"""

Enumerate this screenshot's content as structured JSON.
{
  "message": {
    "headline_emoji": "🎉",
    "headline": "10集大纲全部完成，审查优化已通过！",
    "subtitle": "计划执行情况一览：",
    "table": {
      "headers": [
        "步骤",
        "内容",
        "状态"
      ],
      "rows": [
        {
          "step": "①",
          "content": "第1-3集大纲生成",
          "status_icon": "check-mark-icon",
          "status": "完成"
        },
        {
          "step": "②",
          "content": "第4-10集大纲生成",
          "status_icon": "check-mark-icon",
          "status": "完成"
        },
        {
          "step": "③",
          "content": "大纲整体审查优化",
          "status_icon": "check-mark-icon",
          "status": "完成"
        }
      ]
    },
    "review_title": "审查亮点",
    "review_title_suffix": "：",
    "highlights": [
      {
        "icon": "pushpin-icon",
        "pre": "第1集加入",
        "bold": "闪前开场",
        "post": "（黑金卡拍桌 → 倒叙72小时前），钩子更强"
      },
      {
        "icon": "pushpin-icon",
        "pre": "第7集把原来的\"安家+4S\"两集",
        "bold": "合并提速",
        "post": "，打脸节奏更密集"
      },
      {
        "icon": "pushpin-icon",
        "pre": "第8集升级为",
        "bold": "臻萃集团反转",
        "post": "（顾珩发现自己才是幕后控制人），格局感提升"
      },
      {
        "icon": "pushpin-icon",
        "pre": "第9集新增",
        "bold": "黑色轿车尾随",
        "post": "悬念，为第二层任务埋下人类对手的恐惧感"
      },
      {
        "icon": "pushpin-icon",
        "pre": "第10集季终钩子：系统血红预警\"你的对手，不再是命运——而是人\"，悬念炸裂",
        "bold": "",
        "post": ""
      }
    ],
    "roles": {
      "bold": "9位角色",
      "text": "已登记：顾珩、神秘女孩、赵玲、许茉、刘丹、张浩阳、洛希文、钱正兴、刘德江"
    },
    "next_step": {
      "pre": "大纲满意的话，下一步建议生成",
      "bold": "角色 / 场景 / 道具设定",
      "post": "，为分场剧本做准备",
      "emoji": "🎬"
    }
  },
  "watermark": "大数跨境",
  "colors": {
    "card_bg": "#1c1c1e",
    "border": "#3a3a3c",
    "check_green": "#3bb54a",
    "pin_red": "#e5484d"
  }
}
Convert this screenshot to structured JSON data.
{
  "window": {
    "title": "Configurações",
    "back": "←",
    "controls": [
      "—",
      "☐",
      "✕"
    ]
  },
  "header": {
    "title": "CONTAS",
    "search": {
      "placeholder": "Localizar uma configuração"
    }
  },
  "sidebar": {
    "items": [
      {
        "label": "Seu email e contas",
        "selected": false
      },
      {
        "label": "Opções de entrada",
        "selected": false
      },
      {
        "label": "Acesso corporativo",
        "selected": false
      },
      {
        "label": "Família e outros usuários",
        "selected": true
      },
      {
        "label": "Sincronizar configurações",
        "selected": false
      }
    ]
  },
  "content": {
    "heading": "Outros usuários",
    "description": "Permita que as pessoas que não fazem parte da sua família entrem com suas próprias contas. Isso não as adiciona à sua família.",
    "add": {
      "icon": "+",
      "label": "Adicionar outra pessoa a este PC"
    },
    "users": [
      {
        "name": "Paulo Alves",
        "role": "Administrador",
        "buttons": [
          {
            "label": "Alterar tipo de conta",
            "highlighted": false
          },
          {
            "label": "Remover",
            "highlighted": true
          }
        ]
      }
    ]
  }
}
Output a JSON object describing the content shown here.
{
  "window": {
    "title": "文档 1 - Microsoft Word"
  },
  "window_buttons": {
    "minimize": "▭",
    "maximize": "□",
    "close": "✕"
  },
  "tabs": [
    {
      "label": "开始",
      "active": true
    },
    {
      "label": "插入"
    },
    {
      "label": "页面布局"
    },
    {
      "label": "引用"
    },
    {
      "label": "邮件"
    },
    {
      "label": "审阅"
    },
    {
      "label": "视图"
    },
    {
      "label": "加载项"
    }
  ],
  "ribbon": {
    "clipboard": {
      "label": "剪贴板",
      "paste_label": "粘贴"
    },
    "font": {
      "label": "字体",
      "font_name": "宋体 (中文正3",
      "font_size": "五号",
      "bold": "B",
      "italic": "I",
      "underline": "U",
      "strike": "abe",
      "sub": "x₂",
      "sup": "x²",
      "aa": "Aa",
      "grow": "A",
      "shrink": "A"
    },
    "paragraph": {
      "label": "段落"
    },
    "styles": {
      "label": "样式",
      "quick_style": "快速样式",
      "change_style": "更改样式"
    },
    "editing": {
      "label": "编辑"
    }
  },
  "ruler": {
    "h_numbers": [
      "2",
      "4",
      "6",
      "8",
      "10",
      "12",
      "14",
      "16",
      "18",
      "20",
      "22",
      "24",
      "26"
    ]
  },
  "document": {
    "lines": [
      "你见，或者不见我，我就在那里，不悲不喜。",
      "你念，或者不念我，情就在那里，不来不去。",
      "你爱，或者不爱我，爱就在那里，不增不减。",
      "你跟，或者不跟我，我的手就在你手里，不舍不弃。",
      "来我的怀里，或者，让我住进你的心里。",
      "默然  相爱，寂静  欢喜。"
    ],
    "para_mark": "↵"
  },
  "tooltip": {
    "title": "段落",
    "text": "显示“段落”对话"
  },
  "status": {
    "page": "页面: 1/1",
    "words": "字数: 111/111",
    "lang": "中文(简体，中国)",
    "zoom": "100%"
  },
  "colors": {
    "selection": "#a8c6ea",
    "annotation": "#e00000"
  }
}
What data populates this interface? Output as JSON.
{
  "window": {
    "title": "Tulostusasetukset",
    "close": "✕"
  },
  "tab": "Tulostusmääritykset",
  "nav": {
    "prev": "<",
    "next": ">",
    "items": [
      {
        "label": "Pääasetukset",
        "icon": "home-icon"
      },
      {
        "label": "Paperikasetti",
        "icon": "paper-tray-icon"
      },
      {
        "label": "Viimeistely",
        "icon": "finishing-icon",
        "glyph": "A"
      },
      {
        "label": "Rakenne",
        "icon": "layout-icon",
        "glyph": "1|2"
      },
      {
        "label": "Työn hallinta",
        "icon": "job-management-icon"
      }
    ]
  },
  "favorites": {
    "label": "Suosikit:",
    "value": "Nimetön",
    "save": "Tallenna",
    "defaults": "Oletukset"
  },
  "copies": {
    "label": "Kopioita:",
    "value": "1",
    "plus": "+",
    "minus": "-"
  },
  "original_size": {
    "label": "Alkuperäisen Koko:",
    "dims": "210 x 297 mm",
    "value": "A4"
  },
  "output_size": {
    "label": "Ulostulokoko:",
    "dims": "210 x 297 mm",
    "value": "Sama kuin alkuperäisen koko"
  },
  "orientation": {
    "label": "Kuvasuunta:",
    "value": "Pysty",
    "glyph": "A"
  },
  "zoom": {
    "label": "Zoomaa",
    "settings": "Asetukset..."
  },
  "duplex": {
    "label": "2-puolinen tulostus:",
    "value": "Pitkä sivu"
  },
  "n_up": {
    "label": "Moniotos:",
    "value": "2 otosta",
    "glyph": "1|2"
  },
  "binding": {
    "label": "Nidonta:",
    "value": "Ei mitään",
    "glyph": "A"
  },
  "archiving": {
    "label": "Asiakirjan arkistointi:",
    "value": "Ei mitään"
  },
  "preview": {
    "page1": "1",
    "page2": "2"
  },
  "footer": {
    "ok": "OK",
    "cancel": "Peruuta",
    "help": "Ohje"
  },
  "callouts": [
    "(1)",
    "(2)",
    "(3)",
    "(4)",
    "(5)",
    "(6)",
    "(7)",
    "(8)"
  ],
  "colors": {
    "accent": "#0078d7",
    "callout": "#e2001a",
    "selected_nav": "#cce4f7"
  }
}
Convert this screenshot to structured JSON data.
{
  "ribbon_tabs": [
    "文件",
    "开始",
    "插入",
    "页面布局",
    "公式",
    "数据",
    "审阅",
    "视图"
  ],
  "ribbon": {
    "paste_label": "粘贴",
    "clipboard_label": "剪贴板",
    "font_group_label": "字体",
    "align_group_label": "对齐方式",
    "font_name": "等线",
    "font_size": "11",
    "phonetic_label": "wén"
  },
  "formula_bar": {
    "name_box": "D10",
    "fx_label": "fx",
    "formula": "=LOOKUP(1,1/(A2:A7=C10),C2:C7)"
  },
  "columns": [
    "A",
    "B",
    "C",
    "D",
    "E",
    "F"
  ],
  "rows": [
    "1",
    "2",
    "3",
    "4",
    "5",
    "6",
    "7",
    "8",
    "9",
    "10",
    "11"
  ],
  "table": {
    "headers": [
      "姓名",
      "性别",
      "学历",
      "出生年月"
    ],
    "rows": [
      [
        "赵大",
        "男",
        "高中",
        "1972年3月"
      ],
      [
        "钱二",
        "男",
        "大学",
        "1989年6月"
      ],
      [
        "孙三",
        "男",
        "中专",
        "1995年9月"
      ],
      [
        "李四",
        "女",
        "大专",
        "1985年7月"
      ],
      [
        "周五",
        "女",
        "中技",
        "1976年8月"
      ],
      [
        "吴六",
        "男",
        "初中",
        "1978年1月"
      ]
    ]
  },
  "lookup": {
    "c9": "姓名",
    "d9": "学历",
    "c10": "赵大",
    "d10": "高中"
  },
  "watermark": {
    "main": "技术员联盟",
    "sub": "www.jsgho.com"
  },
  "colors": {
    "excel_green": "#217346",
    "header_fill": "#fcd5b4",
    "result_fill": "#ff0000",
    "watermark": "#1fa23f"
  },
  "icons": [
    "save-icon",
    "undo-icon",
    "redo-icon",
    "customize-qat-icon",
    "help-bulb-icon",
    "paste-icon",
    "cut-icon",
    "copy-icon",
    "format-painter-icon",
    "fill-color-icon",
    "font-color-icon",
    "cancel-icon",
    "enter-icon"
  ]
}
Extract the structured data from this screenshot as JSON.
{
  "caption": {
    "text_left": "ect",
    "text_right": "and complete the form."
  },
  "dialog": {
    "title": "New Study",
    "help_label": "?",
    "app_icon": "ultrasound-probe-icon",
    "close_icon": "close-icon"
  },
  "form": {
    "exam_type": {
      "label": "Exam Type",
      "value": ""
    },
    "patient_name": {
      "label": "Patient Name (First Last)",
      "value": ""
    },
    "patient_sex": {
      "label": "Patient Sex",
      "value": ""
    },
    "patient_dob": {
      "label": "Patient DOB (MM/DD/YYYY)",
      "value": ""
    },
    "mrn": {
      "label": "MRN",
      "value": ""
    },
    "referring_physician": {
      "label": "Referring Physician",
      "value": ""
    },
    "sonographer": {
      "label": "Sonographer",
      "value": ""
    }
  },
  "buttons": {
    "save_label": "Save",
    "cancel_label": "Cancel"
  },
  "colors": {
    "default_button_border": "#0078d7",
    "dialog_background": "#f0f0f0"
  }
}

"""

Starting at the line that contains "Extract the structured", retype each line through the end of the listing above and nothing else.

→ **Answer in full**:
Extract the structured data from this screenshot as JSON.
{
  "caption": {
    "text_left": "ect",
    "text_right": "and complete the form."
  },
  "dialog": {
    "title": "New Study",
    "help_label": "?",
    "app_icon": "ultrasound-probe-icon",
    "close_icon": "close-icon"
  },
  "form": {
    "exam_type": {
      "label": "Exam Type",
      "value": ""
    },
    "patient_name": {
      "label": "Patient Name (First Last)",
      "value": ""
    },
    "patient_sex": {
      "label": "Patient Sex",
      "value": ""
    },
    "patient_dob": {
      "label": "Patient DOB (MM/DD/YYYY)",
      "value": ""
    },
    "mrn": {
      "label": "MRN",
      "value": ""
    },
    "referring_physician": {
      "label": "Referring Physician",
      "value": ""
    },
    "sonographer": {
      "label": "Sonographer",
      "value": ""
    }
  },
  "buttons": {
    "save_label": "Save",
    "cancel_label": "Cancel"
  },
  "colors": {
    "default_button_border": "#0078d7",
    "dialog_background": "#f0f0f0"
  }
}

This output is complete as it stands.